Could you restate the biochar article starting at "May , 2022, Volume" and ending at "risk to the environment.", swapping "environment" for "ecosystem"?

═════ PAGE EXCERPT ═════

May , 2022, Volume : 3 Article : 11
Biochar: An Effective Amendment to Improve the Phosphorus Utilization Efficiency
Author : Mohsina Anjum
ABSTARCT
Phosphorus is Biochar has attracted widespread attention in crop production due to its beneficial effect on nutrient availability, in particular, soil phosphorus (P) pool. Numerous studies suggested the use of biochar to increase the availability of P while limiting P loss to the environment. Understanding the soil P transformation greatly improves the application of biochar and P utilization efficiency. This article briefly discusses the effect of biochar on P speciation, availability, and its effect on loss risk to the environment.
Keywords: Biochar, phosphorus, P pools, P utilization efficiency, P leaching, soil microbial activity
Phosphorus (P) is one of the essential nutrients for crop nutrition. Due to its scarcity, the management of P fertilizer is considered a challenge for the 21st century. The soil P cycle is very complex and most of the soil P is derived from weathering of primary minerals. Soluble P is thereafter translocated to the subsoil and then immobilized into organic P or transformed into various inorganic P forms. P availability is controlled by various chemical and biochemical processes. Further, excess soluble P can be of environmental concern impacting the quality of water bodies (Pradhan et al., 2021). Therefore, P recycling is critical to maintaining a balance in the ecosystem. Biochar is a type of aromatized insoluble black carbon that has been pyrolyzed from the biomass of feedstock at 300-700°C under anoxic or completely oxygen-free conditions (Kookana et al., 2011). Application of biochar has several advantages such as high surface area and high carbon (C) content, besides being resistant to decomposition (Lehmann et al., 2011). It has been of interest to agronomists and environmental scientists who have studied biochar and its amendment effects on different agricultural systems. Moreover, higher carbon content and nutrients concentration in the soil can promote the activity of microbes. Therefore, understanding the effect of biochar on P speciation is important to improve availability and minimize the loss of P.

═════ STORED RECORDS ═════

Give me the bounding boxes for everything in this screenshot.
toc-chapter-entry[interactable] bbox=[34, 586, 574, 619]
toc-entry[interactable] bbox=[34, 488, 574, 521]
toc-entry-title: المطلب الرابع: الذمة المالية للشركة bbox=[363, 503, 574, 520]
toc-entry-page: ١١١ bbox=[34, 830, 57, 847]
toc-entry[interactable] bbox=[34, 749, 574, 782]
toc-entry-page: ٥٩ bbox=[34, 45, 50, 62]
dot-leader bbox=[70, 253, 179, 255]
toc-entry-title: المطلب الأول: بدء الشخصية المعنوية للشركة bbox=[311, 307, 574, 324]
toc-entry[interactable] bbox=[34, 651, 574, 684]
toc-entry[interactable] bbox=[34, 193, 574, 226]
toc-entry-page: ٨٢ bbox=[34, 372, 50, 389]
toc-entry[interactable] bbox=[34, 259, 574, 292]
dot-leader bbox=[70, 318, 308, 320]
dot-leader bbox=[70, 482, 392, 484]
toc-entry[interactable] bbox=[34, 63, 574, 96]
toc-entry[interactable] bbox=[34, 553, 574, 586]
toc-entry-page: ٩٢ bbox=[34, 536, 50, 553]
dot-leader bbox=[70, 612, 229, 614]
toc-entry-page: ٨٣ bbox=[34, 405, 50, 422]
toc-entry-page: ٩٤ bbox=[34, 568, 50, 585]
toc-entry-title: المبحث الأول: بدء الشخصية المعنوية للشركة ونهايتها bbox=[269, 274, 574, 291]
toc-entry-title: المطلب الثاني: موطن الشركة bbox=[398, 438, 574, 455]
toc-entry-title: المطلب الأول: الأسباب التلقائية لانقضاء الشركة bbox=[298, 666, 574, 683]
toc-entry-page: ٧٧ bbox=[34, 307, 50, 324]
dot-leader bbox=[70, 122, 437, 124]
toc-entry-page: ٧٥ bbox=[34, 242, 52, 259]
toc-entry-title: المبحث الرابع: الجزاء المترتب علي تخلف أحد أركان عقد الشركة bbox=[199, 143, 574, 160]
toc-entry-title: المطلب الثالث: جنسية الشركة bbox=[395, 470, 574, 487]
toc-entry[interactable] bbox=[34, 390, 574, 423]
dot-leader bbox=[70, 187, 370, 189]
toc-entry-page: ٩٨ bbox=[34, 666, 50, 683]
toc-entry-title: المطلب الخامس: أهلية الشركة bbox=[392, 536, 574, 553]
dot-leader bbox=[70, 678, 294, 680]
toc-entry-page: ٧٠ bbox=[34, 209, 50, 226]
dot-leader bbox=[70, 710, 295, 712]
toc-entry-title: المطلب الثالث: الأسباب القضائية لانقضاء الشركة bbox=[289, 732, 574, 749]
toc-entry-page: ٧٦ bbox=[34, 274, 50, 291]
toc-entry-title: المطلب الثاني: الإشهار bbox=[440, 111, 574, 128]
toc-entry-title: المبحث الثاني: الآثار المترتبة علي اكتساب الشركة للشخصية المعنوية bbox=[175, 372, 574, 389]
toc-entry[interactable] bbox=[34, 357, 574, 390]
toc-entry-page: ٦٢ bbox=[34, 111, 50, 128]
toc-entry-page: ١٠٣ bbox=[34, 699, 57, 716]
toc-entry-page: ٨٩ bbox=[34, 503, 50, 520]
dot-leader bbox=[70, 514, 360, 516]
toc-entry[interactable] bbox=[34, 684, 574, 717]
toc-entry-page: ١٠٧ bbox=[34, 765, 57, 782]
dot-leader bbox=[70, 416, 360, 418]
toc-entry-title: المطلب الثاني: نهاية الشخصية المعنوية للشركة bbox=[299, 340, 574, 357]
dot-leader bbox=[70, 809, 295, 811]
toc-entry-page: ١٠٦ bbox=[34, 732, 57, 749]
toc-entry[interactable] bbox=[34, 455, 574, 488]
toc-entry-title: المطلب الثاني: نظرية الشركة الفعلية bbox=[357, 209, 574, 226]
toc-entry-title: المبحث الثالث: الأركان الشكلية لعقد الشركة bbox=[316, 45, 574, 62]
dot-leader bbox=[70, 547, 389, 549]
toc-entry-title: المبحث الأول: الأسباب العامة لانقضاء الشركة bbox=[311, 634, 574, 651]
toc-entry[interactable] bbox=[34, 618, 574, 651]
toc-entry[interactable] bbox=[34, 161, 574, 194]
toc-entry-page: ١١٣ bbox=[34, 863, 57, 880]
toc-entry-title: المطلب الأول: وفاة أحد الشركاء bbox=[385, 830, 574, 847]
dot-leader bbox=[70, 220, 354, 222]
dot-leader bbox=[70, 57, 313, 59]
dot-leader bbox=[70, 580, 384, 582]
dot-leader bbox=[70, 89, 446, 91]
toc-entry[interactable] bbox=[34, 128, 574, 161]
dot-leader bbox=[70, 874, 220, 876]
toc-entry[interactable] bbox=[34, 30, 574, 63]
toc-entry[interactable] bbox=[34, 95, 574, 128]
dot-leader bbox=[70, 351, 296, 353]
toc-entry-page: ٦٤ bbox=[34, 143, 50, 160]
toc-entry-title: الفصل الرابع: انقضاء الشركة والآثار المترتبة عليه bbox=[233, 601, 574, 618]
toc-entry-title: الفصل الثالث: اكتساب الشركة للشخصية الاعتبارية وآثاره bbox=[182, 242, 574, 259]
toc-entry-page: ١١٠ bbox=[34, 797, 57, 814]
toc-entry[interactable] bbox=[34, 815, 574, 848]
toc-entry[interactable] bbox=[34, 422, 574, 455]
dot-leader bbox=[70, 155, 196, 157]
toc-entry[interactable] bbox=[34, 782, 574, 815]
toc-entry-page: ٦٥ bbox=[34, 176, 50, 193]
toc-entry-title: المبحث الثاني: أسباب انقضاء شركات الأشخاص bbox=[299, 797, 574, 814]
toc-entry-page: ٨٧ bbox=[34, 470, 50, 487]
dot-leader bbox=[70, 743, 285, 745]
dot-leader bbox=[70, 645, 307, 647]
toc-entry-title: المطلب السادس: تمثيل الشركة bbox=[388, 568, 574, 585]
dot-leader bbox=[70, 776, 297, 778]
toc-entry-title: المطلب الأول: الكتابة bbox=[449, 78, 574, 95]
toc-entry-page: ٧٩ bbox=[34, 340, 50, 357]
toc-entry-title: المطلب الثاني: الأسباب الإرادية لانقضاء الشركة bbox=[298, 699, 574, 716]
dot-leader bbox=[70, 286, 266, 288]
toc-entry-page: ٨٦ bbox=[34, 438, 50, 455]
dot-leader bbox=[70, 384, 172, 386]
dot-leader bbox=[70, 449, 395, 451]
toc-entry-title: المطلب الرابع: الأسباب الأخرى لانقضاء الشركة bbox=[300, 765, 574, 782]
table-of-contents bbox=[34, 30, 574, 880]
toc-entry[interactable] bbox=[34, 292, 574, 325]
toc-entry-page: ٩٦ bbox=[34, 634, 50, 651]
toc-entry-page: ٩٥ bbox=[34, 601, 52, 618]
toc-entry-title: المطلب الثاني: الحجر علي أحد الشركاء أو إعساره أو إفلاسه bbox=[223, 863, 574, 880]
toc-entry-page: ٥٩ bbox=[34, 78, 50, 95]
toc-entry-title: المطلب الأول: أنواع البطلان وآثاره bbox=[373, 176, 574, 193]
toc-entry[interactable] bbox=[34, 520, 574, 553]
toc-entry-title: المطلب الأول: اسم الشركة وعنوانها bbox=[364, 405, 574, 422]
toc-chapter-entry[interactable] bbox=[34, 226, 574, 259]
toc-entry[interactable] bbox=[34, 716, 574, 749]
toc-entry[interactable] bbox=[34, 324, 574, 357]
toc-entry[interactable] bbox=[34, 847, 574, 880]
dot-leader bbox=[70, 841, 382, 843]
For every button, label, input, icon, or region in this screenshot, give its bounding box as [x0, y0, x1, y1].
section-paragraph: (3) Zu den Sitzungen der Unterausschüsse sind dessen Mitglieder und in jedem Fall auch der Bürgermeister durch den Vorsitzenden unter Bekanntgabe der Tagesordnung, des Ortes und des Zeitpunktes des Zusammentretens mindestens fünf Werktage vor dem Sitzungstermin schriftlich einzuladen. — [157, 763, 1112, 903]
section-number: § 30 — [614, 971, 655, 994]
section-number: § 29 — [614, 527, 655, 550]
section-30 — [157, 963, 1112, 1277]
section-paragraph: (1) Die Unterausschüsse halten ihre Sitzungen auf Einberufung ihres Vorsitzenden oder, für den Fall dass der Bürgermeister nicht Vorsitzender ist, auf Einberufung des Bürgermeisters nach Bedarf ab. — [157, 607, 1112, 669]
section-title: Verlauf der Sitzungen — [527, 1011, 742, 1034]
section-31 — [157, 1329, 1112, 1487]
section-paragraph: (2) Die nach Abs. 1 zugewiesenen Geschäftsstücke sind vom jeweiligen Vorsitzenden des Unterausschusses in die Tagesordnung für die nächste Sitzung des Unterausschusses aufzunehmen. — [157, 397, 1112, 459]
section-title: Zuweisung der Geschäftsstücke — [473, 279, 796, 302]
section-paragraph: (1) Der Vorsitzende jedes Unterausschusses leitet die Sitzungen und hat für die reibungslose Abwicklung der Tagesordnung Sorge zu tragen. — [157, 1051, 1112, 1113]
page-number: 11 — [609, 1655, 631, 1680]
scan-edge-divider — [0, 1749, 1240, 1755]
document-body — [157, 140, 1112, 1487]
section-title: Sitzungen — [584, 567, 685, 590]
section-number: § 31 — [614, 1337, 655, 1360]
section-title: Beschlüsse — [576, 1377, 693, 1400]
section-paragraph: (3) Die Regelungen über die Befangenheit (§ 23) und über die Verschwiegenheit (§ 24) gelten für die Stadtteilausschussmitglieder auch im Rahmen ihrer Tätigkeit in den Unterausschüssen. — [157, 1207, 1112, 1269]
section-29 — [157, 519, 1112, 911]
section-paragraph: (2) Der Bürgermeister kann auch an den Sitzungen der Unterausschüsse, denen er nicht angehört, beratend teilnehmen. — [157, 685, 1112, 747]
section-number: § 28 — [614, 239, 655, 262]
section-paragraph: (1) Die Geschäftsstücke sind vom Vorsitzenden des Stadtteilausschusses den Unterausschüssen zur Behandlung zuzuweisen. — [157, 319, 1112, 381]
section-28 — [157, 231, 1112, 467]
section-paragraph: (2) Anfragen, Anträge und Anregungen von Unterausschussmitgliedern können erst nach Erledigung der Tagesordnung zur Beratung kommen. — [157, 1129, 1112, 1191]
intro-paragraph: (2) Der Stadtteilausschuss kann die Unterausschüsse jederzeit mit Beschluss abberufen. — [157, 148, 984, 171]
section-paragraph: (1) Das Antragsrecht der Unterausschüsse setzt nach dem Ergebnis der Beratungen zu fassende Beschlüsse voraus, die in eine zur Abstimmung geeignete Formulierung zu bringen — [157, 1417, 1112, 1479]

═════

◆ TASK SOLUTION ◆
May , 2022, Volume : 3 Article : 11
Biochar: An Effective Amendment to Improve the Phosphorus Utilization Efficiency
Author : Mohsina Anjum
ABSTARCT
Phosphorus is Biochar has attracted widespread attention in crop production due to its beneficial effect on nutrient availability, in particular, soil phosphorus (P) pool. Numerous studies suggested the use of biochar to increase the availability of P while limiting P loss to the ecosystem. Understanding the soil P transformation greatly improves the application of biochar and P utilization efficiency. This article briefly discusses the effect of biochar on P speciation, availability, and its effect on loss risk to the ecosystem.